Source data:
····················
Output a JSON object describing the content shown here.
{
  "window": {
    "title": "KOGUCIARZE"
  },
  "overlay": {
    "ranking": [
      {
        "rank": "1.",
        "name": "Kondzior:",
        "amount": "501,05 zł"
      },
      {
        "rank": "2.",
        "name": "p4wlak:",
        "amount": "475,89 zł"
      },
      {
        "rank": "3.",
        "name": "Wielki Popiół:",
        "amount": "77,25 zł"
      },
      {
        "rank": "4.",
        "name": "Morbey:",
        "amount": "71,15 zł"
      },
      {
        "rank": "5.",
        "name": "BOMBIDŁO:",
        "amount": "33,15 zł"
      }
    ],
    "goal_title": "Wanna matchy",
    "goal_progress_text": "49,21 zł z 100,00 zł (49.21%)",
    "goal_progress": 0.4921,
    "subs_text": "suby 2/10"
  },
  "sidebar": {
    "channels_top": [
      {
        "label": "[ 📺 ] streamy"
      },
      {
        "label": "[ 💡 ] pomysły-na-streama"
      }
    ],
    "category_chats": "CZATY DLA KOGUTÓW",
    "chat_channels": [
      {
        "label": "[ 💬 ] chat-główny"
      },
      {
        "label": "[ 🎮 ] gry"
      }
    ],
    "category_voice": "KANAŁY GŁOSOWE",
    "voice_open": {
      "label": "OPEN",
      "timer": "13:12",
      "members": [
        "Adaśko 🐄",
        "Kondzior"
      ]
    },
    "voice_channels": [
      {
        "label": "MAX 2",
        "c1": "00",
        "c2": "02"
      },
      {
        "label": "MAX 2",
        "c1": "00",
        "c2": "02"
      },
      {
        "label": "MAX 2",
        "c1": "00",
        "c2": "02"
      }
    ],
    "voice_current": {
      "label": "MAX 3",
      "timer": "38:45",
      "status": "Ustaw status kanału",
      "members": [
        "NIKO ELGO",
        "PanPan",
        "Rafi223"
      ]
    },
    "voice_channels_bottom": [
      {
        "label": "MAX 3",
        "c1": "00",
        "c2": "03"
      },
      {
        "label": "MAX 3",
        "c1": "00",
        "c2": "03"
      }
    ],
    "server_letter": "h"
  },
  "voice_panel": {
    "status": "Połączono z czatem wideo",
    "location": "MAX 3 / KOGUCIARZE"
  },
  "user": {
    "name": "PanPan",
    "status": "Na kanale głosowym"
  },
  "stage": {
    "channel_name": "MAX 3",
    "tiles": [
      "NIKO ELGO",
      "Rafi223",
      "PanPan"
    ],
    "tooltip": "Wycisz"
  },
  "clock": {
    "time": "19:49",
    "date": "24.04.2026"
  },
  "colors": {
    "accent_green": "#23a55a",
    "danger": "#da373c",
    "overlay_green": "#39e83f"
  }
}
····················
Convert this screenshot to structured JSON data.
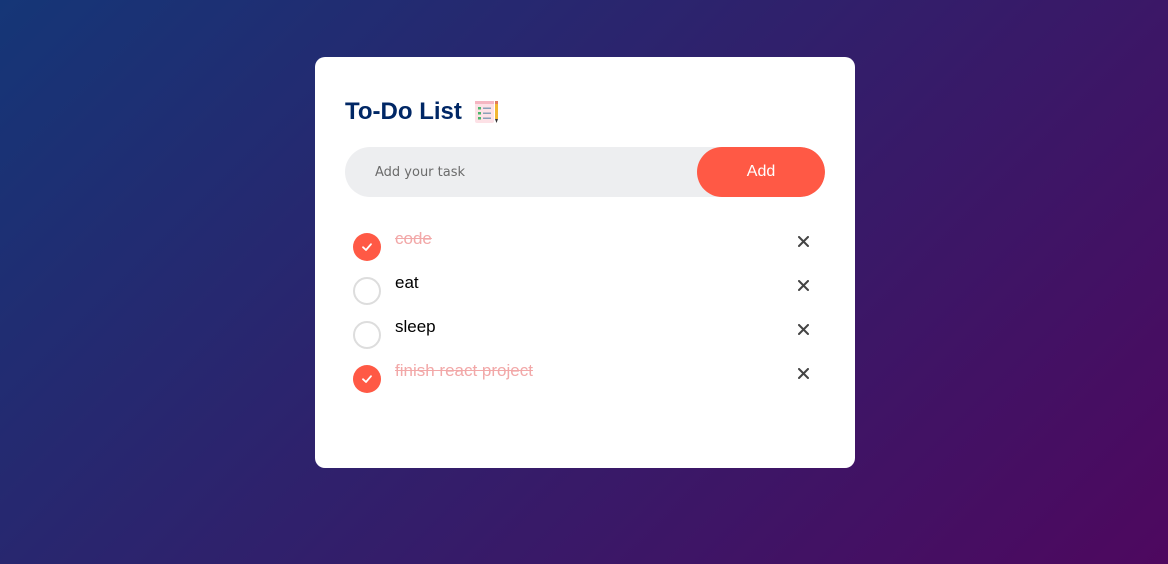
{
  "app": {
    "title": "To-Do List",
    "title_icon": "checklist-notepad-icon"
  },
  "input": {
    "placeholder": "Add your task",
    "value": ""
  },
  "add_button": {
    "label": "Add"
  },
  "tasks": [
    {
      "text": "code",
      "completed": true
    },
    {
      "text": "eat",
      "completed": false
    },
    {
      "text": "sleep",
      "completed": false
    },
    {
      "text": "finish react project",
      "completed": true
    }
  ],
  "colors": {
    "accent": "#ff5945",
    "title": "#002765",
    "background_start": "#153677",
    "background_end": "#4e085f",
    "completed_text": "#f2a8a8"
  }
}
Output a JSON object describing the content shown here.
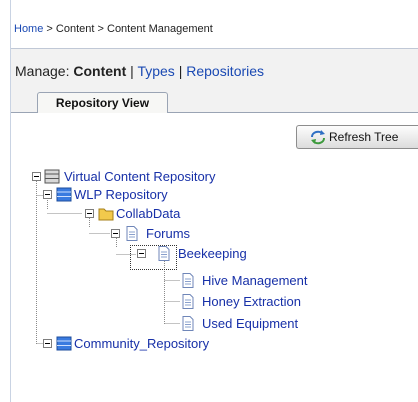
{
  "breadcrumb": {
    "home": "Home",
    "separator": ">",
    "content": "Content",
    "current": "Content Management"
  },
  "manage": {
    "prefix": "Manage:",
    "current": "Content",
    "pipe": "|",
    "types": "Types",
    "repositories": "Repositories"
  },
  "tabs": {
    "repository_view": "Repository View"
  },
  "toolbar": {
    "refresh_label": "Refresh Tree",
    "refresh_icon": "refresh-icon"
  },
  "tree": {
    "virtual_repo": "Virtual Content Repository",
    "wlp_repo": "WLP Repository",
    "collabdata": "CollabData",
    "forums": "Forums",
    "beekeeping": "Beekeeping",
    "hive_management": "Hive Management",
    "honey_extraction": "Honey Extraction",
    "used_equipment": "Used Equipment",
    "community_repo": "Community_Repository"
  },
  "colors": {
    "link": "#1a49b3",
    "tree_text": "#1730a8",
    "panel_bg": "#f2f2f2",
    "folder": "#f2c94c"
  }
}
····················
> [What the task requires]:
Copy out each line of the data containing the string "status".

> [Solution to this exercise]:
      "status": "Ustaw status kanału",
    "status": "Połączono z czatem wideo",
    "status": "Na kanale głosowym"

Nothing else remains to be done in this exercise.